TASK DESCRIPTION |
Copy word for word the lines of the material that begin with the line containing "baidu-paw-icon [590,1492,616,1522]" and end with the line containing "baidu-domain: jingyan.baidu.com [540,1537,653,1553]", including both of those lines.

GIVEN INFORMATION |
▽

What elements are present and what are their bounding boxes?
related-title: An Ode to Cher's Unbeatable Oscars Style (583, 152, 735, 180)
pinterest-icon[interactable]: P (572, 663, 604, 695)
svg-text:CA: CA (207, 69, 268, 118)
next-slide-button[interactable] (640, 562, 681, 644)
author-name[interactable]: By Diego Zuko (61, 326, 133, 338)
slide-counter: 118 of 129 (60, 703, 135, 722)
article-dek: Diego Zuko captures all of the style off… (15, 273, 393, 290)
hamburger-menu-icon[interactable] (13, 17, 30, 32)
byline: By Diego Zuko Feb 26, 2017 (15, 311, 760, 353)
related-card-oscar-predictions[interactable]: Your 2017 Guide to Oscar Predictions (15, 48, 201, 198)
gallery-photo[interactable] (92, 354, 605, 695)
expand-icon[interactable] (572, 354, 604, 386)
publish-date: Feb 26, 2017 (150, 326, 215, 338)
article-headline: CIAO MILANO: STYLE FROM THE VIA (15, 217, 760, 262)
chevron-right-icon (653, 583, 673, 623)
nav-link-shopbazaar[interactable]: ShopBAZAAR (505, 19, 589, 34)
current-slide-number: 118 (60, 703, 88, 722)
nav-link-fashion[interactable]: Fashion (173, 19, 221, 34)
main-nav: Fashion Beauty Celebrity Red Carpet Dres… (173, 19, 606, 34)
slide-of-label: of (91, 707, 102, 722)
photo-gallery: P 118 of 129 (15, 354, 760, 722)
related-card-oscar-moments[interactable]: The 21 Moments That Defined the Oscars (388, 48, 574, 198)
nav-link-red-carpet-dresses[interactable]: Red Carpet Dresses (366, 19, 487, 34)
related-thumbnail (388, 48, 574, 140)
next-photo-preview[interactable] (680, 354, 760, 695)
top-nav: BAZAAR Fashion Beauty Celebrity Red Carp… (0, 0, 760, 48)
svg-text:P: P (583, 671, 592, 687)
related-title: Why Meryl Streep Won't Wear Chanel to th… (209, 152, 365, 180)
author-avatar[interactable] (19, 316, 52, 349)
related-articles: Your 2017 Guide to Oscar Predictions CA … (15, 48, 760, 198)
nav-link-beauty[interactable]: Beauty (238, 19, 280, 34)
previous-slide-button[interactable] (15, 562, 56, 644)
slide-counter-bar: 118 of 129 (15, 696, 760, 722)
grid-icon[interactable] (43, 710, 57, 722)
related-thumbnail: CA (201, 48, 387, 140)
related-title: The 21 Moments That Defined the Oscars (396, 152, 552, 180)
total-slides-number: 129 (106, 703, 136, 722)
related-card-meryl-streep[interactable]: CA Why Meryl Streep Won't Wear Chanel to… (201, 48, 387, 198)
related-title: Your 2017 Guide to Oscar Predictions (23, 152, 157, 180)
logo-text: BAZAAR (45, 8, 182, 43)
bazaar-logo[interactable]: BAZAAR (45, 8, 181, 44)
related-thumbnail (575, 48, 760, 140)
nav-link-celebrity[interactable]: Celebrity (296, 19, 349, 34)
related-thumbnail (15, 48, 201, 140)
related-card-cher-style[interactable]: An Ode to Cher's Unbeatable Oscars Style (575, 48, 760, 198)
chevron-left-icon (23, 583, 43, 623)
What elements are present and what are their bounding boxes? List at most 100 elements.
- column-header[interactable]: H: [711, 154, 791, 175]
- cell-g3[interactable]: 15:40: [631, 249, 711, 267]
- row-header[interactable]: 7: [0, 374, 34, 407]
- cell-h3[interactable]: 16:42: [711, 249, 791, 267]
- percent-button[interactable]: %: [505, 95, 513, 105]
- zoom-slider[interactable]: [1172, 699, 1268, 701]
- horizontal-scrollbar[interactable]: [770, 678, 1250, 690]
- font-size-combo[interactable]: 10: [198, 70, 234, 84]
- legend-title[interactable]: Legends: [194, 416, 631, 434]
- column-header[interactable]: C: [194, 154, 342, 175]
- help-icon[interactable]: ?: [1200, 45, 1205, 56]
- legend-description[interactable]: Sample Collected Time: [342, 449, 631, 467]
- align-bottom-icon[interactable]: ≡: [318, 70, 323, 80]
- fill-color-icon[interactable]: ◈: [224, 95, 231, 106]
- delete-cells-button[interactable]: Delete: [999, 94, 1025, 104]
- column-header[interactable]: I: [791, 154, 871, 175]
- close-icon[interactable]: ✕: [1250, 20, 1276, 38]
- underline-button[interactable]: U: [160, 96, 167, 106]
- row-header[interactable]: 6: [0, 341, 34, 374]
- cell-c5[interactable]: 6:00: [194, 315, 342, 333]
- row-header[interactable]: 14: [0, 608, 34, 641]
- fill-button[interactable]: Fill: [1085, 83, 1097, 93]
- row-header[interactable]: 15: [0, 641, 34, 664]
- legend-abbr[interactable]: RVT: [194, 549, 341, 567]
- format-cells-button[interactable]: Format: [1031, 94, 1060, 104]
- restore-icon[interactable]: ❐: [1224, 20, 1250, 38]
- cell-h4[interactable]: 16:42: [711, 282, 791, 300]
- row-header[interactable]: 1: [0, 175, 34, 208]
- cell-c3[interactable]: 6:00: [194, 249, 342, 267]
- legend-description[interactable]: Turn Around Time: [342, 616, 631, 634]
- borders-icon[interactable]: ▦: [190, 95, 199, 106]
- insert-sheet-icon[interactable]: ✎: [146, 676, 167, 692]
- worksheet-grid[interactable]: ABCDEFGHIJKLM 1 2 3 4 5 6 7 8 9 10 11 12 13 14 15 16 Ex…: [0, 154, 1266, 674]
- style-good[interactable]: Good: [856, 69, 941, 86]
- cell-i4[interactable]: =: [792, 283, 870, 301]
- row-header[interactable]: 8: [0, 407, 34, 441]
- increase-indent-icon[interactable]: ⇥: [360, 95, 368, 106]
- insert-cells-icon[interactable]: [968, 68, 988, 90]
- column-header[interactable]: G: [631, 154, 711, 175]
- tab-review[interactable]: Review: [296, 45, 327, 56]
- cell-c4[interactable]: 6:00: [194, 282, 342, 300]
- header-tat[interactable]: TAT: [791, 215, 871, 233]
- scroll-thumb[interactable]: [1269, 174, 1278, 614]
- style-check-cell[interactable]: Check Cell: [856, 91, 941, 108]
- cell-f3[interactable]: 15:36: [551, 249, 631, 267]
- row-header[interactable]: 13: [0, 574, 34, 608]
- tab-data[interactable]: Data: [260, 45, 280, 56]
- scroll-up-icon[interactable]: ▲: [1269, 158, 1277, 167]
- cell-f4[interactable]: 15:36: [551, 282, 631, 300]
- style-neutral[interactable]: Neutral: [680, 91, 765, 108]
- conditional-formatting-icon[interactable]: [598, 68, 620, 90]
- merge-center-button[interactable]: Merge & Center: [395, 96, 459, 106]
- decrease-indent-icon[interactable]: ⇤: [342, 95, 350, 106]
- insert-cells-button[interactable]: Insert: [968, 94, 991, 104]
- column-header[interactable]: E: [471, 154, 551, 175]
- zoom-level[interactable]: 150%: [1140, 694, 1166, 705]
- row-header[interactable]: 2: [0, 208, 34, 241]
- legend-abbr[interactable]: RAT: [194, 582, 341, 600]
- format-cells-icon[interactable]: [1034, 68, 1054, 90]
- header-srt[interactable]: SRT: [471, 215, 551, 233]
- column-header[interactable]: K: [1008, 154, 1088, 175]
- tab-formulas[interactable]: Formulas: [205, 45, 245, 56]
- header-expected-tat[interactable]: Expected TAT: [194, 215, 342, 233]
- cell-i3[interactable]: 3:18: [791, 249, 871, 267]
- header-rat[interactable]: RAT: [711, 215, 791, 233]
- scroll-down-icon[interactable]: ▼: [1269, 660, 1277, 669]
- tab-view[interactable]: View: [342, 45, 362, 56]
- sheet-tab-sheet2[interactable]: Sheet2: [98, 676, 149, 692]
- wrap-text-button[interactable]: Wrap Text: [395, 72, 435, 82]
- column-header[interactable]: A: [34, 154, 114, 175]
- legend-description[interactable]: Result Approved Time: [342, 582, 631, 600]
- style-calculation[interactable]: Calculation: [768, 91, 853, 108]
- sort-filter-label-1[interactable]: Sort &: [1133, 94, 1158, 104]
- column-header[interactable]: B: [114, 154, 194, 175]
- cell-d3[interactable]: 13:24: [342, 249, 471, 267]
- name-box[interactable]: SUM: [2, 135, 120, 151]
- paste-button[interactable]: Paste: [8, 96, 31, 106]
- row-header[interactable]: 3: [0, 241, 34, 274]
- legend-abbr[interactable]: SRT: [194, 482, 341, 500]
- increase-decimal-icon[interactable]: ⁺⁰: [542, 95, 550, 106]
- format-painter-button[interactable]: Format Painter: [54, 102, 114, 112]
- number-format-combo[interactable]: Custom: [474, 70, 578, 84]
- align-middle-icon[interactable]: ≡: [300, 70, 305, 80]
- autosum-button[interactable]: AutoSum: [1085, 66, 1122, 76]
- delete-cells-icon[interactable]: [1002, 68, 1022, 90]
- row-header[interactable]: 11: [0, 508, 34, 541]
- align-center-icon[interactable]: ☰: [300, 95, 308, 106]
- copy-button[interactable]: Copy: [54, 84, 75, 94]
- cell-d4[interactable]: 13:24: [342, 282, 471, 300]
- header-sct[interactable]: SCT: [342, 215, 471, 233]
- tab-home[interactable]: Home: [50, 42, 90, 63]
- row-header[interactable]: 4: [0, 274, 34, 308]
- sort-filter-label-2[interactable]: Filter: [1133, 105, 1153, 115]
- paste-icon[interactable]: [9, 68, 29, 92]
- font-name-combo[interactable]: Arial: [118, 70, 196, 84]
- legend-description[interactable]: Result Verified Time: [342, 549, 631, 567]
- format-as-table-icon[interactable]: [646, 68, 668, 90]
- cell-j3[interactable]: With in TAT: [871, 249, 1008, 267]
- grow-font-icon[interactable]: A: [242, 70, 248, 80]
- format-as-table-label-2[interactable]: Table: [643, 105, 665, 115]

△
▽

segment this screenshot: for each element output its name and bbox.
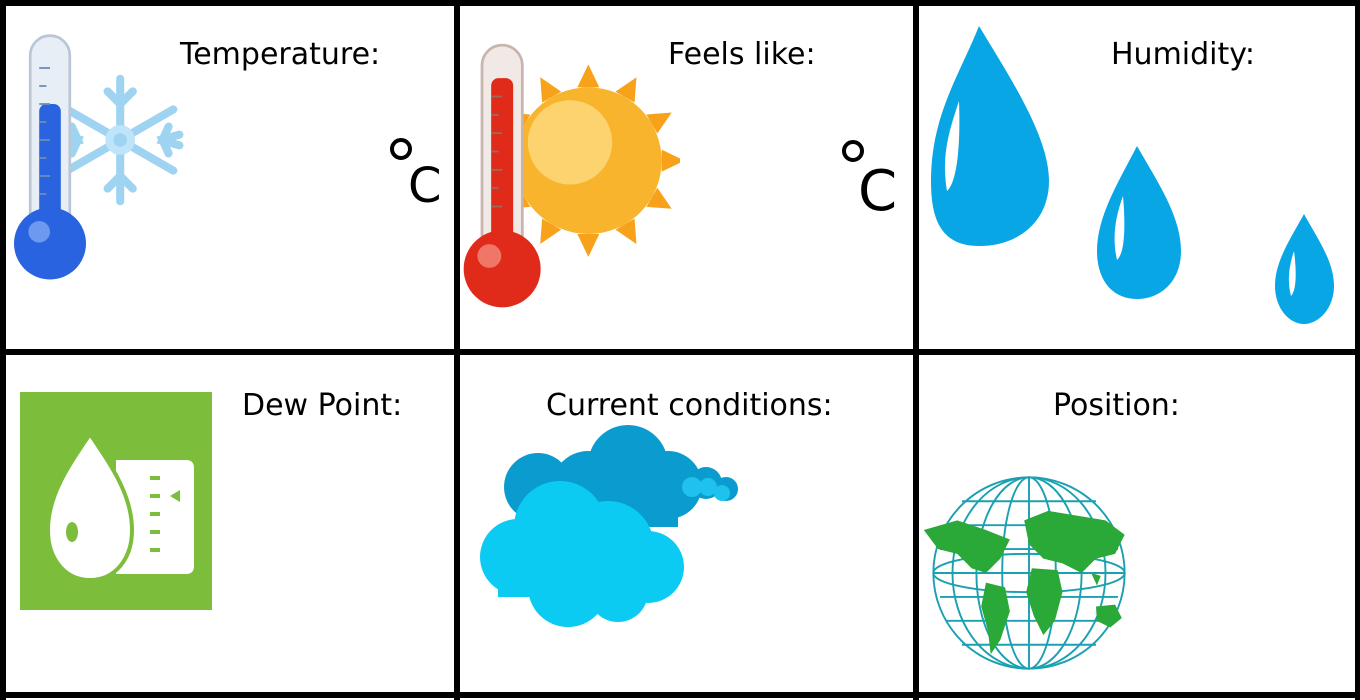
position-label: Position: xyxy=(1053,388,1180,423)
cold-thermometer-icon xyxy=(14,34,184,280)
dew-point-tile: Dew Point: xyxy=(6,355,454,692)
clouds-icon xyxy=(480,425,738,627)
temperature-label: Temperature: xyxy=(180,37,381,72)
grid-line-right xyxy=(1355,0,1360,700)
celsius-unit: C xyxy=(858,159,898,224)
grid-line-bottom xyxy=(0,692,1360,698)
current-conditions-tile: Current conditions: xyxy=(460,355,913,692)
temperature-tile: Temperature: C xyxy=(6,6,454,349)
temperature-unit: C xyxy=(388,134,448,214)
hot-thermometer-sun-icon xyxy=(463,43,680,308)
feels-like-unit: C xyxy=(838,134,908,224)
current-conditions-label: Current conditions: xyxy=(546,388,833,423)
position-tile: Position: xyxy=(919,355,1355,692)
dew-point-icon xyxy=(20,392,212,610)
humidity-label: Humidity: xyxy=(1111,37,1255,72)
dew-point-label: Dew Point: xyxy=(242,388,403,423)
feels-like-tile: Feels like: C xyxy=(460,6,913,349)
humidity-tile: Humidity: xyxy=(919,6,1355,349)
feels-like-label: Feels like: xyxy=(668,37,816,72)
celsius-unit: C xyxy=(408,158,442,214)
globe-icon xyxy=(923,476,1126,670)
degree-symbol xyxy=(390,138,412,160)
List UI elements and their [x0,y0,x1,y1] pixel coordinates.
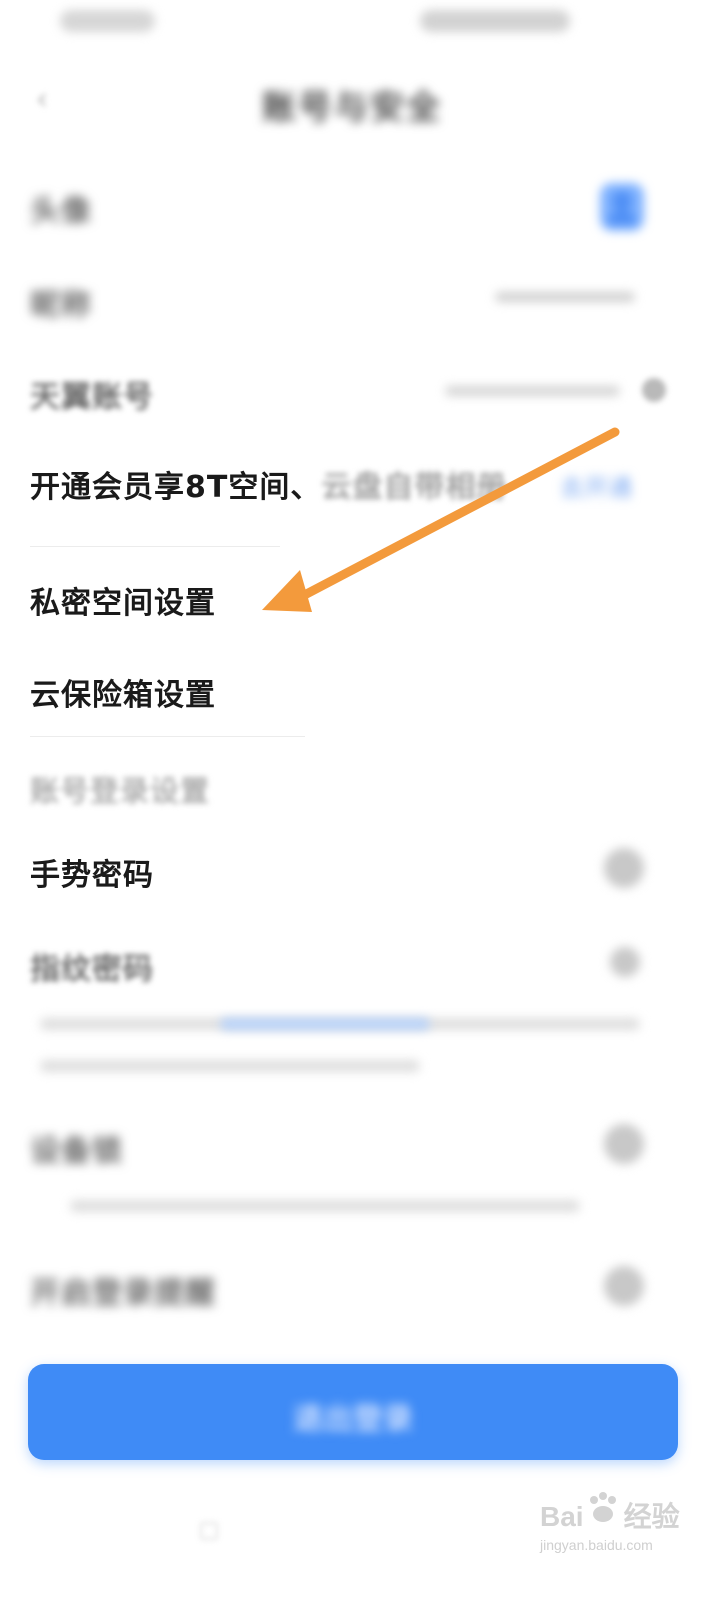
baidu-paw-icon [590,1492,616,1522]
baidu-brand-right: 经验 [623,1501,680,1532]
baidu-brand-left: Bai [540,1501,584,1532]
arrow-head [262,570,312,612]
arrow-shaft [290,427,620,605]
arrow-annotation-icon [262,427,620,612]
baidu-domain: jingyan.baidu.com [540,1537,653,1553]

△

REPLY TO THE EXERCISE |
baidu-paw-icon [590,1492,616,1522]
baidu-brand-right: 经验 [623,1501,680,1532]
baidu-brand-left: Bai [540,1501,584,1532]
arrow-head [262,570,312,612]
arrow-shaft [290,427,620,605]
arrow-annotation-icon [262,427,620,612]
baidu-domain: jingyan.baidu.com [540,1537,653,1553]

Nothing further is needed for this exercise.